_WHAT YOU WILL DO_:
Copy the lines that follow, keeping every character the same.

Extracted data entries
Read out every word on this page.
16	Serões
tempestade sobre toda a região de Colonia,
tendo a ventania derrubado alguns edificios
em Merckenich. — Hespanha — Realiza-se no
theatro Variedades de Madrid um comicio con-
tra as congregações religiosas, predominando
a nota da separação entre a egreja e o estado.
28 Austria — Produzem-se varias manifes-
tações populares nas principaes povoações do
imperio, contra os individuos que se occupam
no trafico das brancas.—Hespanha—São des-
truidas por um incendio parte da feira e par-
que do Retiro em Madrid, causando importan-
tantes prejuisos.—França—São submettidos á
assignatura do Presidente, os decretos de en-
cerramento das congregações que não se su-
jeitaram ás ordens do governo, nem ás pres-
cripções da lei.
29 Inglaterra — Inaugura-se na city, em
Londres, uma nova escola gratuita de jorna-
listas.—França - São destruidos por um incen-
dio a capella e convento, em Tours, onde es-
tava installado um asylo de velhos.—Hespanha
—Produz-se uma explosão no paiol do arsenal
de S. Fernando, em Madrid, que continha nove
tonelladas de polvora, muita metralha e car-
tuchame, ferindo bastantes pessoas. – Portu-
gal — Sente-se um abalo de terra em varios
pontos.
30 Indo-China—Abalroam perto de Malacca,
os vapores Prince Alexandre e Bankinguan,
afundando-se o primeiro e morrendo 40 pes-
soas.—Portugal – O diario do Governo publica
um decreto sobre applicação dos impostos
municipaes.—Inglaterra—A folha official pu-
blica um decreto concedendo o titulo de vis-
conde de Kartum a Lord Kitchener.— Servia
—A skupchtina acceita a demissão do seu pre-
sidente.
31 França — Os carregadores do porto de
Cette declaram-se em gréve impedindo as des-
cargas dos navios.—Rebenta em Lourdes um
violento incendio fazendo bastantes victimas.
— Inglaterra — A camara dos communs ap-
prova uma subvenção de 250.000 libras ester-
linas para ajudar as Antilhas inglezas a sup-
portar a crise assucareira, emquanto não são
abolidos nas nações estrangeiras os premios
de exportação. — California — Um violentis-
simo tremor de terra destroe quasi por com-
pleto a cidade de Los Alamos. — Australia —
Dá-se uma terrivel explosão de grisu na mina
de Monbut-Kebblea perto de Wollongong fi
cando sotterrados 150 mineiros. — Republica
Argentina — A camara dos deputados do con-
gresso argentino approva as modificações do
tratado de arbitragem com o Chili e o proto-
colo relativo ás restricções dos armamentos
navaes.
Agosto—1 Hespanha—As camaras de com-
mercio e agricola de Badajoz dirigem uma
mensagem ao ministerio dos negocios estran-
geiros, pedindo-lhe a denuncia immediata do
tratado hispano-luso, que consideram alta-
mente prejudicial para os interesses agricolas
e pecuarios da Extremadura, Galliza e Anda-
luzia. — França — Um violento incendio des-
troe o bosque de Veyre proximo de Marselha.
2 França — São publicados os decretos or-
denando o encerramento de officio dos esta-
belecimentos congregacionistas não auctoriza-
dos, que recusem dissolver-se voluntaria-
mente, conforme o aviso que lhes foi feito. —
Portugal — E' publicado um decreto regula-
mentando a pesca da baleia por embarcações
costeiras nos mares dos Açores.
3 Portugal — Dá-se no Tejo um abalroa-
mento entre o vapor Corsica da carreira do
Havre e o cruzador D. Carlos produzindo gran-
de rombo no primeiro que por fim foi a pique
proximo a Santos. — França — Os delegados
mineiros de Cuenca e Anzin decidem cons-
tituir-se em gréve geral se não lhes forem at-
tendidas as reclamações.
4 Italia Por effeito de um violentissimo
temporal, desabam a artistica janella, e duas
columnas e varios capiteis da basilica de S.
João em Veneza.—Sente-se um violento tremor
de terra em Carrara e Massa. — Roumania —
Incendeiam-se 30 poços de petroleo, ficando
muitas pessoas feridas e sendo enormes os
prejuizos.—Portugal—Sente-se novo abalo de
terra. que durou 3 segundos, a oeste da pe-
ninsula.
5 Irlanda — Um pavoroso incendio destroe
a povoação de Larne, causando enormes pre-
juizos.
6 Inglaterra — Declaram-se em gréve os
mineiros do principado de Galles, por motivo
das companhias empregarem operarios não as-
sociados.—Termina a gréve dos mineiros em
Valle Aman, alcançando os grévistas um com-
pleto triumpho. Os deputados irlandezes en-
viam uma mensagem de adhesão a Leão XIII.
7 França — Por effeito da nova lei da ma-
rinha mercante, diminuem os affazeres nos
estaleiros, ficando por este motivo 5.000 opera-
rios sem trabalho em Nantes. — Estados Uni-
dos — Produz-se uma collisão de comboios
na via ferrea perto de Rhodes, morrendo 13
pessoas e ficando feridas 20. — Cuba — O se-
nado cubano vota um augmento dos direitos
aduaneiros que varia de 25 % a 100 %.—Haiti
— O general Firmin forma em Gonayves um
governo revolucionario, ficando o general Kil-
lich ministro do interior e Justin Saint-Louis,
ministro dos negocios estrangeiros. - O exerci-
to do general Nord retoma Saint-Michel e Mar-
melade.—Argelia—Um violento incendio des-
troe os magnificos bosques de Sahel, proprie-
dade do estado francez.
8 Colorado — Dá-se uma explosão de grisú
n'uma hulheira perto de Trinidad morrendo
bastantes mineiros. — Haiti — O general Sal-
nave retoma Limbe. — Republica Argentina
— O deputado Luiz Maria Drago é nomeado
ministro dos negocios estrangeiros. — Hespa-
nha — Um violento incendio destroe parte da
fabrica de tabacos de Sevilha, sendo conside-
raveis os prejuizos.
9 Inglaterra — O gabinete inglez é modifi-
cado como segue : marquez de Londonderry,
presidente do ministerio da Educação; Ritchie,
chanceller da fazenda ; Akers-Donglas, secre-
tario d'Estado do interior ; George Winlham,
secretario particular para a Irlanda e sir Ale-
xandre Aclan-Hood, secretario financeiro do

_REPLY_:
Read out every word on this page.
16	Serões
tempestade sobre toda a região de Colonia,
tendo a ventania derrubado alguns edificios
em Merckenich. — Hespanha — Realiza-se no
theatro Variedades de Madrid um comicio con-
tra as congregações religiosas, predominando
a nota da separação entre a egreja e o estado.
28 Austria — Produzem-se varias manifes-
tações populares nas principaes povoações do
imperio, contra os individuos que se occupam
no trafico das brancas.—Hespanha—São des-
truidas por um incendio parte da feira e par-
que do Retiro em Madrid, causando importan-
tantes prejuisos.—França—São submettidos á
assignatura do Presidente, os decretos de en-
cerramento das congregações que não se su-
jeitaram ás ordens do governo, nem ás pres-
cripções da lei.
29 Inglaterra — Inaugura-se na city, em
Londres, uma nova escola gratuita de jorna-
listas.—França - São destruidos por um incen-
dio a capella e convento, em Tours, onde es-
tava installado um asylo de velhos.—Hespanha
—Produz-se uma explosão no paiol do arsenal
de S. Fernando, em Madrid, que continha nove
tonelladas de polvora, muita metralha e car-
tuchame, ferindo bastantes pessoas. – Portu-
gal — Sente-se um abalo de terra em varios
pontos.
30 Indo-China—Abalroam perto de Malacca,
os vapores Prince Alexandre e Bankinguan,
afundando-se o primeiro e morrendo 40 pes-
soas.—Portugal – O diario do Governo publica
um decreto sobre applicação dos impostos
municipaes.—Inglaterra—A folha official pu-
blica um decreto concedendo o titulo de vis-
conde de Kartum a Lord Kitchener.— Servia
—A skupchtina acceita a demissão do seu pre-
sidente.
31 França — Os carregadores do porto de
Cette declaram-se em gréve impedindo as des-
cargas dos navios.—Rebenta em Lourdes um
violento incendio fazendo bastantes victimas.
— Inglaterra — A camara dos communs ap-
prova uma subvenção de 250.000 libras ester-
linas para ajudar as Antilhas inglezas a sup-
portar a crise assucareira, emquanto não são
abolidos nas nações estrangeiras os premios
de exportação. — California — Um violentis-
simo tremor de terra destroe quasi por com-
pleto a cidade de Los Alamos. — Australia —
Dá-se uma terrivel explosão de grisu na mina
de Monbut-Kebblea perto de Wollongong fi
cando sotterrados 150 mineiros. — Republica
Argentina — A camara dos deputados do con-
gresso argentino approva as modificações do
tratado de arbitragem com o Chili e o proto-
colo relativo ás restricções dos armamentos
navaes.
Agosto—1 Hespanha—As camaras de com-
mercio e agricola de Badajoz dirigem uma
mensagem ao ministerio dos negocios estran-
geiros, pedindo-lhe a denuncia immediata do
tratado hispano-luso, que consideram alta-
mente prejudicial para os interesses agricolas
e pecuarios da Extremadura, Galliza e Anda-
luzia. — França — Um violento incendio des-
troe o bosque de Veyre proximo de Marselha.
2 França — São publicados os decretos or-
denando o encerramento de officio dos esta-
belecimentos congregacionistas não auctoriza-
dos, que recusem dissolver-se voluntaria-
mente, conforme o aviso que lhes foi feito. —
Portugal — E' publicado um decreto regula-
mentando a pesca da baleia por embarcações
costeiras nos mares dos Açores.
3 Portugal — Dá-se no Tejo um abalroa-
mento entre o vapor Corsica da carreira do
Havre e o cruzador D. Carlos produzindo gran-
de rombo no primeiro que por fim foi a pique
proximo a Santos. — França — Os delegados
mineiros de Cuenca e Anzin decidem cons-
tituir-se em gréve geral se não lhes forem at-
tendidas as reclamações.
4 Italia Por effeito de um violentissimo
temporal, desabam a artistica janella, e duas
columnas e varios capiteis da basilica de S.
João em Veneza.—Sente-se um violento tremor
de terra em Carrara e Massa. — Roumania —
Incendeiam-se 30 poços de petroleo, ficando
muitas pessoas feridas e sendo enormes os
prejuizos.—Portugal—Sente-se novo abalo de
terra. que durou 3 segundos, a oeste da pe-
ninsula.
5 Irlanda — Um pavoroso incendio destroe
a povoação de Larne, causando enormes pre-
juizos.
6 Inglaterra — Declaram-se em gréve os
mineiros do principado de Galles, por motivo
das companhias empregarem operarios não as-
sociados.—Termina a gréve dos mineiros em
Valle Aman, alcançando os grévistas um com-
pleto triumpho. Os deputados irlandezes en-
viam uma mensagem de adhesão a Leão XIII.
7 França — Por effeito da nova lei da ma-
rinha mercante, diminuem os affazeres nos
estaleiros, ficando por este motivo 5.000 opera-
rios sem trabalho em Nantes. — Estados Uni-
dos — Produz-se uma collisão de comboios
na via ferrea perto de Rhodes, morrendo 13
pessoas e ficando feridas 20. — Cuba — O se-
nado cubano vota um augmento dos direitos
aduaneiros que varia de 25 % a 100 %.—Haiti
— O general Firmin forma em Gonayves um
governo revolucionario, ficando o general Kil-
lich ministro do interior e Justin Saint-Louis,
ministro dos negocios estrangeiros. - O exerci-
to do general Nord retoma Saint-Michel e Mar-
melade.—Argelia—Um violento incendio des-
troe os magnificos bosques de Sahel, proprie-
dade do estado francez.
8 Colorado — Dá-se uma explosão de grisú
n'uma hulheira perto de Trinidad morrendo
bastantes mineiros. — Haiti — O general Sal-
nave retoma Limbe. — Republica Argentina
— O deputado Luiz Maria Drago é nomeado
ministro dos negocios estrangeiros. — Hespa-
nha — Um violento incendio destroe parte da
fabrica de tabacos de Sevilha, sendo conside-
raveis os prejuizos.
9 Inglaterra — O gabinete inglez é modifi-
cado como segue : marquez de Londonderry,
presidente do ministerio da Educação; Ritchie,
chanceller da fazenda ; Akers-Donglas, secre-
tario d'Estado do interior ; George Winlham,
secretario particular para a Irlanda e sir Ale-
xandre Aclan-Hood, secretario financeiro do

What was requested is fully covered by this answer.